> Aim
Provide the records once more, identical to the original.

> Source data
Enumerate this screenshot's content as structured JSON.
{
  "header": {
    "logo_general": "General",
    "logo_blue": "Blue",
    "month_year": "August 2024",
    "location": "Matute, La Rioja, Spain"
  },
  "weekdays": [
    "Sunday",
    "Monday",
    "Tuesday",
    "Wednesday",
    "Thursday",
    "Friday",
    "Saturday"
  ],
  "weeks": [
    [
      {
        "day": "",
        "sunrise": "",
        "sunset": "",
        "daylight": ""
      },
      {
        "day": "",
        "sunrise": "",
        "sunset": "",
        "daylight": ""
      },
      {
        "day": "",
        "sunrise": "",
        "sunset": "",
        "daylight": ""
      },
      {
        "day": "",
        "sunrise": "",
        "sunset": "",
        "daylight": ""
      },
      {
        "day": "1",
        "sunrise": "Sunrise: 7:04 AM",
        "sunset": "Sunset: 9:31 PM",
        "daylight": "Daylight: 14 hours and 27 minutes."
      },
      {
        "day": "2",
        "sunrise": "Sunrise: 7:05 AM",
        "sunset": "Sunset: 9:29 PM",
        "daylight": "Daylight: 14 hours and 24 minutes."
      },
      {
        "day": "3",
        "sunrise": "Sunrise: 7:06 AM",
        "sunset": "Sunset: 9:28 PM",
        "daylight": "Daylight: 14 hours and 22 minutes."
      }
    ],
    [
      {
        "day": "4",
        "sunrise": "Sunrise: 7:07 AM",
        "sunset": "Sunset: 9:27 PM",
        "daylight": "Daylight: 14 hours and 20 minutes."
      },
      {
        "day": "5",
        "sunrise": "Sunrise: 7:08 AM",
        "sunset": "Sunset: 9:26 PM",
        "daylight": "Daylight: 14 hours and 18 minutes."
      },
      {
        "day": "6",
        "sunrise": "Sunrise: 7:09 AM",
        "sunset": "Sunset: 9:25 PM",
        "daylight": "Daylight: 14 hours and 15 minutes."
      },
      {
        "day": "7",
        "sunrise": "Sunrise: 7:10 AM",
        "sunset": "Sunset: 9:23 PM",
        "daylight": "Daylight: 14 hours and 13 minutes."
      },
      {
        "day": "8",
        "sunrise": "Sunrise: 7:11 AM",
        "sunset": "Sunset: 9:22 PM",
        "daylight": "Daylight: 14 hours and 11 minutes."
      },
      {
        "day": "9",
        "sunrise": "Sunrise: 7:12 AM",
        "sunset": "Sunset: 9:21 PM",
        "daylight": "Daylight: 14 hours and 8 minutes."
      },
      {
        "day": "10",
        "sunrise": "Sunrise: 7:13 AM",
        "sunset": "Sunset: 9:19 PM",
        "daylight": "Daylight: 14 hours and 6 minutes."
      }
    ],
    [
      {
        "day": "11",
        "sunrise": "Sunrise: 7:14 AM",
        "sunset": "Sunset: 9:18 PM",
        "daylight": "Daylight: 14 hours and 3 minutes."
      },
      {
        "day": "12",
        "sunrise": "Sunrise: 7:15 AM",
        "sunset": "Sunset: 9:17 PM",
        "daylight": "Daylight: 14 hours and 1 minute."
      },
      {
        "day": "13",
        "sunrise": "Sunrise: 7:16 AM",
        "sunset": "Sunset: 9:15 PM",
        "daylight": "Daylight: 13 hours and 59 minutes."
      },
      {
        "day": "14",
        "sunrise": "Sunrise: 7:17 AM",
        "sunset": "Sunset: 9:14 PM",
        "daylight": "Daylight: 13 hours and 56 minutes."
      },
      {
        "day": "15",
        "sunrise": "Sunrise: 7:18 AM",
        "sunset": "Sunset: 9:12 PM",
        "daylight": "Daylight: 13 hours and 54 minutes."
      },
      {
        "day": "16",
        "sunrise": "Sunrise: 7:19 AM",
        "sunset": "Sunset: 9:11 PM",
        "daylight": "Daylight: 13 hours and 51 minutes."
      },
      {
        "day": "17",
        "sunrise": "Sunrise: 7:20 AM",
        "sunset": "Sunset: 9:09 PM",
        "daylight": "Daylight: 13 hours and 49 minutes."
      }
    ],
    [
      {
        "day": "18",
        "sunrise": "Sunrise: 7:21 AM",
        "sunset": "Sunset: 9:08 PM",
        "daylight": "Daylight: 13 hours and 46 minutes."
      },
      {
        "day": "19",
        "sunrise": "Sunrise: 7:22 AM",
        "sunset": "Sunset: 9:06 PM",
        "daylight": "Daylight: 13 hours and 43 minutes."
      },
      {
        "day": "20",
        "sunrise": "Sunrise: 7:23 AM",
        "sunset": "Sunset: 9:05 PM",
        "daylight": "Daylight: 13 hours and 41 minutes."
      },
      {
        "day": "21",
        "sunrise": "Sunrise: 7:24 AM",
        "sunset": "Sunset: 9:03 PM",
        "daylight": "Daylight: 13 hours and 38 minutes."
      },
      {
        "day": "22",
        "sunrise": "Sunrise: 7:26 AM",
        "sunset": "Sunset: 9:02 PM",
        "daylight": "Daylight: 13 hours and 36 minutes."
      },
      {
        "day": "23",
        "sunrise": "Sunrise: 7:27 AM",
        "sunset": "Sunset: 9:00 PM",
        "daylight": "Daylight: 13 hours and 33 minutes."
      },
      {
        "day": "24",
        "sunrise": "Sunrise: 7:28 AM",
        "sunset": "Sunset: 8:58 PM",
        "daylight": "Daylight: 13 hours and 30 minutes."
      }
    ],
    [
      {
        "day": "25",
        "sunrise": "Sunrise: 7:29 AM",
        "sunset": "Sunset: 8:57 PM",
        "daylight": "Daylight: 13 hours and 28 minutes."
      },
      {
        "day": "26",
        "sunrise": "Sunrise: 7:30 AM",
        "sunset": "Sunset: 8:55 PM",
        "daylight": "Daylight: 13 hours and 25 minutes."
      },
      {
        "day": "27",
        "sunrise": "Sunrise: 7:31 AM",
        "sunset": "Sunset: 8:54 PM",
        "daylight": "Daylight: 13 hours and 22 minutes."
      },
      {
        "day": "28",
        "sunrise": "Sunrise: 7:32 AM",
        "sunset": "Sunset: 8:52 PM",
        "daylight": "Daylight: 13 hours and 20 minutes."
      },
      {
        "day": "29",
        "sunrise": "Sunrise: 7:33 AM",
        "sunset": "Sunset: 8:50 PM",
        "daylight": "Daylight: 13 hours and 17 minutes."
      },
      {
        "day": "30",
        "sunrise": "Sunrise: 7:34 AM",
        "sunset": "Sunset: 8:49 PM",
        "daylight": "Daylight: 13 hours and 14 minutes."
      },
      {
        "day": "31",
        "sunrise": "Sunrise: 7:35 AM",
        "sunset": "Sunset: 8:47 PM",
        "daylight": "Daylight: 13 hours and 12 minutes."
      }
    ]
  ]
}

> Solution below
Enumerate this screenshot's content as structured JSON.
{
  "header": {
    "logo_general": "General",
    "logo_blue": "Blue",
    "month_year": "August 2024",
    "location": "Matute, La Rioja, Spain"
  },
  "weekdays": [
    "Sunday",
    "Monday",
    "Tuesday",
    "Wednesday",
    "Thursday",
    "Friday",
    "Saturday"
  ],
  "weeks": [
    [
      {
        "day": "",
        "sunrise": "",
        "sunset": "",
        "daylight": ""
      },
      {
        "day": "",
        "sunrise": "",
        "sunset": "",
        "daylight": ""
      },
      {
        "day": "",
        "sunrise": "",
        "sunset": "",
        "daylight": ""
      },
      {
        "day": "",
        "sunrise": "",
        "sunset": "",
        "daylight": ""
      },
      {
        "day": "1",
        "sunrise": "Sunrise: 7:04 AM",
        "sunset": "Sunset: 9:31 PM",
        "daylight": "Daylight: 14 hours and 27 minutes."
      },
      {
        "day": "2",
        "sunrise": "Sunrise: 7:05 AM",
        "sunset": "Sunset: 9:29 PM",
        "daylight": "Daylight: 14 hours and 24 minutes."
      },
      {
        "day": "3",
        "sunrise": "Sunrise: 7:06 AM",
        "sunset": "Sunset: 9:28 PM",
        "daylight": "Daylight: 14 hours and 22 minutes."
      }
    ],
    [
      {
        "day": "4",
        "sunrise": "Sunrise: 7:07 AM",
        "sunset": "Sunset: 9:27 PM",
        "daylight": "Daylight: 14 hours and 20 minutes."
      },
      {
        "day": "5",
        "sunrise": "Sunrise: 7:08 AM",
        "sunset": "Sunset: 9:26 PM",
        "daylight": "Daylight: 14 hours and 18 minutes."
      },
      {
        "day": "6",
        "sunrise": "Sunrise: 7:09 AM",
        "sunset": "Sunset: 9:25 PM",
        "daylight": "Daylight: 14 hours and 15 minutes."
      },
      {
        "day": "7",
        "sunrise": "Sunrise: 7:10 AM",
        "sunset": "Sunset: 9:23 PM",
        "daylight": "Daylight: 14 hours and 13 minutes."
      },
      {
        "day": "8",
        "sunrise": "Sunrise: 7:11 AM",
        "sunset": "Sunset: 9:22 PM",
        "daylight": "Daylight: 14 hours and 11 minutes."
      },
      {
        "day": "9",
        "sunrise": "Sunrise: 7:12 AM",
        "sunset": "Sunset: 9:21 PM",
        "daylight": "Daylight: 14 hours and 8 minutes."
      },
      {
        "day": "10",
        "sunrise": "Sunrise: 7:13 AM",
        "sunset": "Sunset: 9:19 PM",
        "daylight": "Daylight: 14 hours and 6 minutes."
      }
    ],
    [
      {
        "day": "11",
        "sunrise": "Sunrise: 7:14 AM",
        "sunset": "Sunset: 9:18 PM",
        "daylight": "Daylight: 14 hours and 3 minutes."
      },
      {
        "day": "12",
        "sunrise": "Sunrise: 7:15 AM",
        "sunset": "Sunset: 9:17 PM",
        "daylight": "Daylight: 14 hours and 1 minute."
      },
      {
        "day": "13",
        "sunrise": "Sunrise: 7:16 AM",
        "sunset": "Sunset: 9:15 PM",
        "daylight": "Daylight: 13 hours and 59 minutes."
      },
      {
        "day": "14",
        "sunrise": "Sunrise: 7:17 AM",
        "sunset": "Sunset: 9:14 PM",
        "daylight": "Daylight: 13 hours and 56 minutes."
      },
      {
        "day": "15",
        "sunrise": "Sunrise: 7:18 AM",
        "sunset": "Sunset: 9:12 PM",
        "daylight": "Daylight: 13 hours and 54 minutes."
      },
      {
        "day": "16",
        "sunrise": "Sunrise: 7:19 AM",
        "sunset": "Sunset: 9:11 PM",
        "daylight": "Daylight: 13 hours and 51 minutes."
      },
      {
        "day": "17",
        "sunrise": "Sunrise: 7:20 AM",
        "sunset": "Sunset: 9:09 PM",
        "daylight": "Daylight: 13 hours and 49 minutes."
      }
    ],
    [
      {
        "day": "18",
        "sunrise": "Sunrise: 7:21 AM",
        "sunset": "Sunset: 9:08 PM",
        "daylight": "Daylight: 13 hours and 46 minutes."
      },
      {
        "day": "19",
        "sunrise": "Sunrise: 7:22 AM",
        "sunset": "Sunset: 9:06 PM",
        "daylight": "Daylight: 13 hours and 43 minutes."
      },
      {
        "day": "20",
        "sunrise": "Sunrise: 7:23 AM",
        "sunset": "Sunset: 9:05 PM",
        "daylight": "Daylight: 13 hours and 41 minutes."
      },
      {
        "day": "21",
        "sunrise": "Sunrise: 7:24 AM",
        "sunset": "Sunset: 9:03 PM",
        "daylight": "Daylight: 13 hours and 38 minutes."
      },
      {
        "day": "22",
        "sunrise": "Sunrise: 7:26 AM",
        "sunset": "Sunset: 9:02 PM",
        "daylight": "Daylight: 13 hours and 36 minutes."
      },
      {
        "day": "23",
        "sunrise": "Sunrise: 7:27 AM",
        "sunset": "Sunset: 9:00 PM",
        "daylight": "Daylight: 13 hours and 33 minutes."
      },
      {
        "day": "24",
        "sunrise": "Sunrise: 7:28 AM",
        "sunset": "Sunset: 8:58 PM",
        "daylight": "Daylight: 13 hours and 30 minutes."
      }
    ],
    [
      {
        "day": "25",
        "sunrise": "Sunrise: 7:29 AM",
        "sunset": "Sunset: 8:57 PM",
        "daylight": "Daylight: 13 hours and 28 minutes."
      },
      {
        "day": "26",
        "sunrise": "Sunrise: 7:30 AM",
        "sunset": "Sunset: 8:55 PM",
        "daylight": "Daylight: 13 hours and 25 minutes."
      },
      {
        "day": "27",
        "sunrise": "Sunrise: 7:31 AM",
        "sunset": "Sunset: 8:54 PM",
        "daylight": "Daylight: 13 hours and 22 minutes."
      },
      {
        "day": "28",
        "sunrise": "Sunrise: 7:32 AM",
        "sunset": "Sunset: 8:52 PM",
        "daylight": "Daylight: 13 hours and 20 minutes."
      },
      {
        "day": "29",
        "sunrise": "Sunrise: 7:33 AM",
        "sunset": "Sunset: 8:50 PM",
        "daylight": "Daylight: 13 hours and 17 minutes."
      },
      {
        "day": "30",
        "sunrise": "Sunrise: 7:34 AM",
        "sunset": "Sunset: 8:49 PM",
        "daylight": "Daylight: 13 hours and 14 minutes."
      },
      {
        "day": "31",
        "sunrise": "Sunrise: 7:35 AM",
        "sunset": "Sunset: 8:47 PM",
        "daylight": "Daylight: 13 hours and 12 minutes."
      }
    ]
  ]
}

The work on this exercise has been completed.